= WHAT TO PRODUCE =
Please reproduce every line of the data below without changing a single character.
## Start PROVIDED RECORDS
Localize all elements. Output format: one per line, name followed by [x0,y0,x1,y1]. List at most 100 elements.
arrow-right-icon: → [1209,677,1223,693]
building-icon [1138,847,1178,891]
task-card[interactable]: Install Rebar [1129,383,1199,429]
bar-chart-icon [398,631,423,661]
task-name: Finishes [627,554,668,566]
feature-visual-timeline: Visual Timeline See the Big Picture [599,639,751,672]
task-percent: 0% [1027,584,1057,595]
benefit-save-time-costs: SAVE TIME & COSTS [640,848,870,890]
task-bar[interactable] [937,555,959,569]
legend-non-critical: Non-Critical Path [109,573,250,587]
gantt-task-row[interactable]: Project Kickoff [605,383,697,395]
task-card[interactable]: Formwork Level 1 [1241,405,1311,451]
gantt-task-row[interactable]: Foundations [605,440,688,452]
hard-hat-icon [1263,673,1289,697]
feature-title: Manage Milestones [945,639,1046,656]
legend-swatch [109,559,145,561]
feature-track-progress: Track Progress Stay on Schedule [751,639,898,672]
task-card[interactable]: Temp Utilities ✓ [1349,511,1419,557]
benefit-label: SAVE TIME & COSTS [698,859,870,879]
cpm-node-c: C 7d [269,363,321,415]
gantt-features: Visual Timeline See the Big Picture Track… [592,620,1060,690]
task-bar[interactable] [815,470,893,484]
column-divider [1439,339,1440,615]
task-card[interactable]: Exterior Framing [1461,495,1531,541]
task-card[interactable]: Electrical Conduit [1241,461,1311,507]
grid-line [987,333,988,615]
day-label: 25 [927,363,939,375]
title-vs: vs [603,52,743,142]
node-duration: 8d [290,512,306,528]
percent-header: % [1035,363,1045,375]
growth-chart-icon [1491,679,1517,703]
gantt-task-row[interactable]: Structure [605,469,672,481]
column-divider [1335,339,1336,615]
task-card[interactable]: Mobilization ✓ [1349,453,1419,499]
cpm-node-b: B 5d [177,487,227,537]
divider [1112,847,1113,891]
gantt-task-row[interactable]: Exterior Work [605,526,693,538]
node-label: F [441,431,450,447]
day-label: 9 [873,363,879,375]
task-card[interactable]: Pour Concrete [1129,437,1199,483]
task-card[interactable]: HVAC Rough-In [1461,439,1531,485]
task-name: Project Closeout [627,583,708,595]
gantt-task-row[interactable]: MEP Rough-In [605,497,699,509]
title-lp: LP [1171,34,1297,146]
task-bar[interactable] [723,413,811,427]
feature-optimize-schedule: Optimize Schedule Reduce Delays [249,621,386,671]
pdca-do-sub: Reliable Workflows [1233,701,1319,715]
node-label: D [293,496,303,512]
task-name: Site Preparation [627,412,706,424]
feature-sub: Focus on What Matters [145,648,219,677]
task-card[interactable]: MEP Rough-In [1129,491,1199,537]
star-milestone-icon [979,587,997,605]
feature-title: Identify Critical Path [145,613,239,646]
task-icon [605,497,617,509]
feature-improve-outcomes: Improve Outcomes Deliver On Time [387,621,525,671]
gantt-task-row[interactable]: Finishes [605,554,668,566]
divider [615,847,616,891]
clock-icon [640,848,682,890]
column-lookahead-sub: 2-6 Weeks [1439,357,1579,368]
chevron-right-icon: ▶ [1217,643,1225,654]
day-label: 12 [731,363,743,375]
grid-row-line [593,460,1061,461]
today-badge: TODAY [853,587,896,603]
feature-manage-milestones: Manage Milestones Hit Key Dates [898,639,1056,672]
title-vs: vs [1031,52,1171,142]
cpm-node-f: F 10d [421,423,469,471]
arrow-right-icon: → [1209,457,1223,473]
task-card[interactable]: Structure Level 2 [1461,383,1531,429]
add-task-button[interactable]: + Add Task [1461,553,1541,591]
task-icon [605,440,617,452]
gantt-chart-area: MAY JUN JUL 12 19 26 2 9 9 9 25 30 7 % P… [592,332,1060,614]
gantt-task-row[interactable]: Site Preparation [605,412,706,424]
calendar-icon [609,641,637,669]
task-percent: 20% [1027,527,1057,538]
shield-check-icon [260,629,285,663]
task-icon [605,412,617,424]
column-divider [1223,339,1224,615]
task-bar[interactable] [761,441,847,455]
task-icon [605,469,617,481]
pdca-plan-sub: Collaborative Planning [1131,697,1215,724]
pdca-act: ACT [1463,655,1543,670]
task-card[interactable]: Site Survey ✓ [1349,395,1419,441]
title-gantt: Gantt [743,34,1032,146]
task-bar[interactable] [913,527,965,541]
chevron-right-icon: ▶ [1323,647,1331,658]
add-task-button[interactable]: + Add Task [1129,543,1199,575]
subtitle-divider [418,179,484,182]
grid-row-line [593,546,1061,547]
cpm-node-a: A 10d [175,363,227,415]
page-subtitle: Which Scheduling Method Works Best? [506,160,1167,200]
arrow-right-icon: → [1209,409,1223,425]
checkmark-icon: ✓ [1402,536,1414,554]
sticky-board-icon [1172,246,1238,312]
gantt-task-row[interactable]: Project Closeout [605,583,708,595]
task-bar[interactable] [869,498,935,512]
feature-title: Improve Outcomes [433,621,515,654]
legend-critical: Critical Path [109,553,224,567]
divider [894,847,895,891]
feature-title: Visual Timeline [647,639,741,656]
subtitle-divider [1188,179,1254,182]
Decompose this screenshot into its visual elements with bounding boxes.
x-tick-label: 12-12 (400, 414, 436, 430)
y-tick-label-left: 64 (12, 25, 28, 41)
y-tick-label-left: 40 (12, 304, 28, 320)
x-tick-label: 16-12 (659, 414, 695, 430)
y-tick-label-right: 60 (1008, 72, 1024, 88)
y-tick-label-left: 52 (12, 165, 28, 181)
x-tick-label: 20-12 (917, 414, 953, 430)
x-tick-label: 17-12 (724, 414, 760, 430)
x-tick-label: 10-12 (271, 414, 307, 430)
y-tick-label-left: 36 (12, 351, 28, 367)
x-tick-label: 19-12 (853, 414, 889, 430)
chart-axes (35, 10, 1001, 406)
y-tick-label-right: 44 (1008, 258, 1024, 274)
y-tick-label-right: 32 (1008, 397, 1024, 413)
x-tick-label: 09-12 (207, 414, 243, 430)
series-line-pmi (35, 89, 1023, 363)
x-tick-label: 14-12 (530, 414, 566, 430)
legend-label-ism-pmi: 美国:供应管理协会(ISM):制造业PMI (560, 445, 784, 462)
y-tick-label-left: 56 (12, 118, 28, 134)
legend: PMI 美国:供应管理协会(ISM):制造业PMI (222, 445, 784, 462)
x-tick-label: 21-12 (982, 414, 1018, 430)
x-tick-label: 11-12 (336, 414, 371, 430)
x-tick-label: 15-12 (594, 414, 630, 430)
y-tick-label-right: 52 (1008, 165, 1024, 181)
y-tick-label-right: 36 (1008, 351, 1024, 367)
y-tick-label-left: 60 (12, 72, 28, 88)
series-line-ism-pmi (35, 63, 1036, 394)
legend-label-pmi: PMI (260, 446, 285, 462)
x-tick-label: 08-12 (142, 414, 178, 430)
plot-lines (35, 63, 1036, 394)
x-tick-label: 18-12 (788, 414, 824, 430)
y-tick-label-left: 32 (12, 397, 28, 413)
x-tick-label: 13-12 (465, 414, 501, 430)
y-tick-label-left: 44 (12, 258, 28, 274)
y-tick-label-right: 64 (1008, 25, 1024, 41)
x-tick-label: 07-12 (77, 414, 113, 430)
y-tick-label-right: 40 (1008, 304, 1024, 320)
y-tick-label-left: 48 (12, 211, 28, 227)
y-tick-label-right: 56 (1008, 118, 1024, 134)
## End PROVIDED RECORDS
= FINAL RESULT =
Localize all elements. Output format: one per line, name followed by [x0,y0,x1,y1]. List at most 100 elements.
arrow-right-icon: → [1209,677,1223,693]
building-icon [1138,847,1178,891]
task-card[interactable]: Install Rebar [1129,383,1199,429]
bar-chart-icon [398,631,423,661]
task-name: Finishes [627,554,668,566]
feature-visual-timeline: Visual Timeline See the Big Picture [599,639,751,672]
task-percent: 0% [1027,584,1057,595]
benefit-save-time-costs: SAVE TIME & COSTS [640,848,870,890]
task-bar[interactable] [937,555,959,569]
legend-non-critical: Non-Critical Path [109,573,250,587]
gantt-task-row[interactable]: Project Kickoff [605,383,697,395]
task-card[interactable]: Formwork Level 1 [1241,405,1311,451]
gantt-task-row[interactable]: Foundations [605,440,688,452]
hard-hat-icon [1263,673,1289,697]
feature-title: Manage Milestones [945,639,1046,656]
legend-swatch [109,559,145,561]
feature-track-progress: Track Progress Stay on Schedule [751,639,898,672]
task-card[interactable]: Temp Utilities ✓ [1349,511,1419,557]
benefit-label: SAVE TIME & COSTS [698,859,870,879]
cpm-node-c: C 7d [269,363,321,415]
gantt-features: Visual Timeline See the Big Picture Track… [592,620,1060,690]
task-bar[interactable] [815,470,893,484]
column-divider [1439,339,1440,615]
task-card[interactable]: Exterior Framing [1461,495,1531,541]
task-card[interactable]: Electrical Conduit [1241,461,1311,507]
grid-line [987,333,988,615]
day-label: 25 [927,363,939,375]
title-vs: vs [603,52,743,142]
node-duration: 8d [290,512,306,528]
percent-header: % [1035,363,1045,375]
growth-chart-icon [1491,679,1517,703]
gantt-task-row[interactable]: Structure [605,469,672,481]
column-divider [1335,339,1336,615]
task-card[interactable]: Mobilization ✓ [1349,453,1419,499]
cpm-node-b: B 5d [177,487,227,537]
divider [1112,847,1113,891]
gantt-task-row[interactable]: Exterior Work [605,526,693,538]
node-label: F [441,431,450,447]
day-label: 9 [873,363,879,375]
task-card[interactable]: Pour Concrete [1129,437,1199,483]
task-card[interactable]: HVAC Rough-In [1461,439,1531,485]
task-name: Project Closeout [627,583,708,595]
gantt-task-row[interactable]: MEP Rough-In [605,497,699,509]
title-lp: LP [1171,34,1297,146]
task-bar[interactable] [723,413,811,427]
feature-optimize-schedule: Optimize Schedule Reduce Delays [249,621,386,671]
pdca-do-sub: Reliable Workflows [1233,701,1319,715]
node-label: D [293,496,303,512]
task-name: Site Preparation [627,412,706,424]
feature-sub: Focus on What Matters [145,648,219,677]
task-card[interactable]: MEP Rough-In [1129,491,1199,537]
star-milestone-icon [979,587,997,605]
feature-title: Identify Critical Path [145,613,239,646]
task-icon [605,497,617,509]
feature-improve-outcomes: Improve Outcomes Deliver On Time [387,621,525,671]
gantt-task-row[interactable]: Finishes [605,554,668,566]
divider [615,847,616,891]
clock-icon [640,848,682,890]
column-lookahead-sub: 2-6 Weeks [1439,357,1579,368]
chevron-right-icon: ▶ [1217,643,1225,654]
day-label: 12 [731,363,743,375]
grid-row-line [593,460,1061,461]
today-badge: TODAY [853,587,896,603]
feature-manage-milestones: Manage Milestones Hit Key Dates [898,639,1056,672]
title-vs: vs [1031,52,1171,142]
cpm-node-f: F 10d [421,423,469,471]
arrow-right-icon: → [1209,457,1223,473]
task-card[interactable]: Structure Level 2 [1461,383,1531,429]
add-task-button[interactable]: + Add Task [1461,553,1541,591]
task-icon [605,440,617,452]
gantt-chart-area: MAY JUN JUL 12 19 26 2 9 9 9 25 30 7 % P… [592,332,1060,614]
gantt-task-row[interactable]: Site Preparation [605,412,706,424]
calendar-icon [609,641,637,669]
task-percent: 20% [1027,527,1057,538]
shield-check-icon [260,629,285,663]
task-icon [605,412,617,424]
column-divider [1223,339,1224,615]
task-bar[interactable] [761,441,847,455]
task-icon [605,469,617,481]
pdca-plan-sub: Collaborative Planning [1131,697,1215,724]
pdca-act: ACT [1463,655,1543,670]
task-card[interactable]: Site Survey ✓ [1349,395,1419,441]
title-gantt: Gantt [743,34,1032,146]
task-bar[interactable] [913,527,965,541]
chevron-right-icon: ▶ [1323,647,1331,658]
add-task-button[interactable]: + Add Task [1129,543,1199,575]
subtitle-divider [418,179,484,182]
grid-row-line [593,546,1061,547]
cpm-node-a: A 10d [175,363,227,415]
page-subtitle: Which Scheduling Method Works Best? [506,160,1167,200]
arrow-right-icon: → [1209,409,1223,425]
checkmark-icon: ✓ [1402,536,1414,554]
sticky-board-icon [1172,246,1238,312]
gantt-task-row[interactable]: Project Closeout [605,583,708,595]
task-bar[interactable] [869,498,935,512]
feature-title: Improve Outcomes [433,621,515,654]
legend-critical: Critical Path [109,553,224,567]
divider [894,847,895,891]
feature-title: Visual Timeline [647,639,741,656]
subtitle-divider [1188,179,1254,182]
Decompose this screenshot into its visual elements with bounding boxes.
x-tick-label: 12-12 (400, 414, 436, 430)
y-tick-label-left: 64 (12, 25, 28, 41)
y-tick-label-left: 40 (12, 304, 28, 320)
x-tick-label: 16-12 (659, 414, 695, 430)
y-tick-label-right: 60 (1008, 72, 1024, 88)
y-tick-label-left: 52 (12, 165, 28, 181)
x-tick-label: 20-12 (917, 414, 953, 430)
x-tick-label: 17-12 (724, 414, 760, 430)
x-tick-label: 10-12 (271, 414, 307, 430)
y-tick-label-left: 36 (12, 351, 28, 367)
x-tick-label: 19-12 (853, 414, 889, 430)
chart-axes (35, 10, 1001, 406)
y-tick-label-right: 44 (1008, 258, 1024, 274)
y-tick-label-right: 32 (1008, 397, 1024, 413)
x-tick-label: 09-12 (207, 414, 243, 430)
series-line-pmi (35, 89, 1023, 363)
x-tick-label: 14-12 (530, 414, 566, 430)
legend-label-ism-pmi: 美国:供应管理协会(ISM):制造业PMI (560, 445, 784, 462)
y-tick-label-left: 56 (12, 118, 28, 134)
legend: PMI 美国:供应管理协会(ISM):制造业PMI (222, 445, 784, 462)
x-tick-label: 21-12 (982, 414, 1018, 430)
x-tick-label: 11-12 (336, 414, 371, 430)
x-tick-label: 15-12 (594, 414, 630, 430)
y-tick-label-right: 52 (1008, 165, 1024, 181)
y-tick-label-right: 36 (1008, 351, 1024, 367)
y-tick-label-left: 60 (12, 72, 28, 88)
series-line-ism-pmi (35, 63, 1036, 394)
legend-label-pmi: PMI (260, 446, 285, 462)
x-tick-label: 08-12 (142, 414, 178, 430)
plot-lines (35, 63, 1036, 394)
x-tick-label: 18-12 (788, 414, 824, 430)
y-tick-label-left: 32 (12, 397, 28, 413)
x-tick-label: 13-12 (465, 414, 501, 430)
y-tick-label-left: 44 (12, 258, 28, 274)
y-tick-label-right: 64 (1008, 25, 1024, 41)
x-tick-label: 07-12 (77, 414, 113, 430)
y-tick-label-right: 40 (1008, 304, 1024, 320)
y-tick-label-left: 48 (12, 211, 28, 227)
y-tick-label-right: 56 (1008, 118, 1024, 134)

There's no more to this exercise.